**Directions for this task**
Copy every line, leaving nothing out and adding nothing.

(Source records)
------------------------

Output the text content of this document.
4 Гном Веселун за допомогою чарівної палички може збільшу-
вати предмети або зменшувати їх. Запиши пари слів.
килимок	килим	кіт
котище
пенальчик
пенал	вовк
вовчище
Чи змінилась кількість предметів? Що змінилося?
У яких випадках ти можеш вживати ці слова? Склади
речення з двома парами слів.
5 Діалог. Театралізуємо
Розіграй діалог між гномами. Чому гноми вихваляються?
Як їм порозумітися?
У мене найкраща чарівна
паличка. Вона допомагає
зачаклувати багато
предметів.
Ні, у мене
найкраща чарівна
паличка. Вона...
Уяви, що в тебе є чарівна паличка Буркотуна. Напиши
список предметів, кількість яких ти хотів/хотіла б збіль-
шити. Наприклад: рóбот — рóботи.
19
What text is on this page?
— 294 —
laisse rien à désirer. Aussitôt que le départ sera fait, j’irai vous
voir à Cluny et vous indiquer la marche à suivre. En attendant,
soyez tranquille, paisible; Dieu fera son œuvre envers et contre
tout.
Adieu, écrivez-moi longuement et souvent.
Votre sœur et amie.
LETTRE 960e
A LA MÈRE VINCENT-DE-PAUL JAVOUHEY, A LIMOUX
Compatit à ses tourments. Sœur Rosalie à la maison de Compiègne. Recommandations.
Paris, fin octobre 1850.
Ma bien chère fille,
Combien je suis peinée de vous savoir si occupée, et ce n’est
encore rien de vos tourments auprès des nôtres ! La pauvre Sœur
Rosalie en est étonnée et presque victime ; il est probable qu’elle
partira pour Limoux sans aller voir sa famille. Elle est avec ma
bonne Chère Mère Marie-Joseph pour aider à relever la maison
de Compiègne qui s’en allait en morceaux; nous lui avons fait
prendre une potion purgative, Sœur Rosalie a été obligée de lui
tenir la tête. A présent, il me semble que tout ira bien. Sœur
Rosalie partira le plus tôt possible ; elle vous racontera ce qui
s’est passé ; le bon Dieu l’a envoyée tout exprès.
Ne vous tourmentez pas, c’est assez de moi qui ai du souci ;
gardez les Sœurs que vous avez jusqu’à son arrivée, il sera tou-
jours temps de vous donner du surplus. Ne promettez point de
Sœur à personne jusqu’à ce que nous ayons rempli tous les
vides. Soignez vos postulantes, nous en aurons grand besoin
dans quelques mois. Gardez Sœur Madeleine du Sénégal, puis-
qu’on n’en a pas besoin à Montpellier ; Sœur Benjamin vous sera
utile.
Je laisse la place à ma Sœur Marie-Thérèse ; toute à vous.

------------------------

**The reply**
Output the text content of this document.
4 Гном Веселун за допомогою чарівної палички може збільшу-
вати предмети або зменшувати їх. Запиши пари слів.
килимок	килим	кіт
котище
пенальчик
пенал	вовк
вовчище
Чи змінилась кількість предметів? Що змінилося?
У яких випадках ти можеш вживати ці слова? Склади
речення з двома парами слів.
5 Діалог. Театралізуємо
Розіграй діалог між гномами. Чому гноми вихваляються?
Як їм порозумітися?
У мене найкраща чарівна
паличка. Вона допомагає
зачаклувати багато
предметів.
Ні, у мене
найкраща чарівна
паличка. Вона...
Уяви, що в тебе є чарівна паличка Буркотуна. Напиши
список предметів, кількість яких ти хотів/хотіла б збіль-
шити. Наприклад: рóбот — рóботи.
19
What text is on this page?
— 294 —
laisse rien à désirer. Aussitôt que le départ sera fait, j’irai vous
voir à Cluny et vous indiquer la marche à suivre. En attendant,
soyez tranquille, paisible; Dieu fera son œuvre envers et contre
tout.
Adieu, écrivez-moi longuement et souvent.
Votre sœur et amie.
LETTRE 960e
A LA MÈRE VINCENT-DE-PAUL JAVOUHEY, A LIMOUX
Compatit à ses tourments. Sœur Rosalie à la maison de Compiègne. Recommandations.
Paris, fin octobre 1850.
Ma bien chère fille,
Combien je suis peinée de vous savoir si occupée, et ce n’est
encore rien de vos tourments auprès des nôtres ! La pauvre Sœur
Rosalie en est étonnée et presque victime ; il est probable qu’elle
partira pour Limoux sans aller voir sa famille. Elle est avec ma
bonne Chère Mère Marie-Joseph pour aider à relever la maison
de Compiègne qui s’en allait en morceaux; nous lui avons fait
prendre une potion purgative, Sœur Rosalie a été obligée de lui
tenir la tête. A présent, il me semble que tout ira bien. Sœur
Rosalie partira le plus tôt possible ; elle vous racontera ce qui
s’est passé ; le bon Dieu l’a envoyée tout exprès.
Ne vous tourmentez pas, c’est assez de moi qui ai du souci ;
gardez les Sœurs que vous avez jusqu’à son arrivée, il sera tou-
jours temps de vous donner du surplus. Ne promettez point de
Sœur à personne jusqu’à ce que nous ayons rempli tous les
vides. Soignez vos postulantes, nous en aurons grand besoin
dans quelques mois. Gardez Sœur Madeleine du Sénégal, puis-
qu’on n’en a pas besoin à Montpellier ; Sœur Benjamin vous sera
utile.
Je laisse la place à ma Sœur Marie-Thérèse ; toute à vous.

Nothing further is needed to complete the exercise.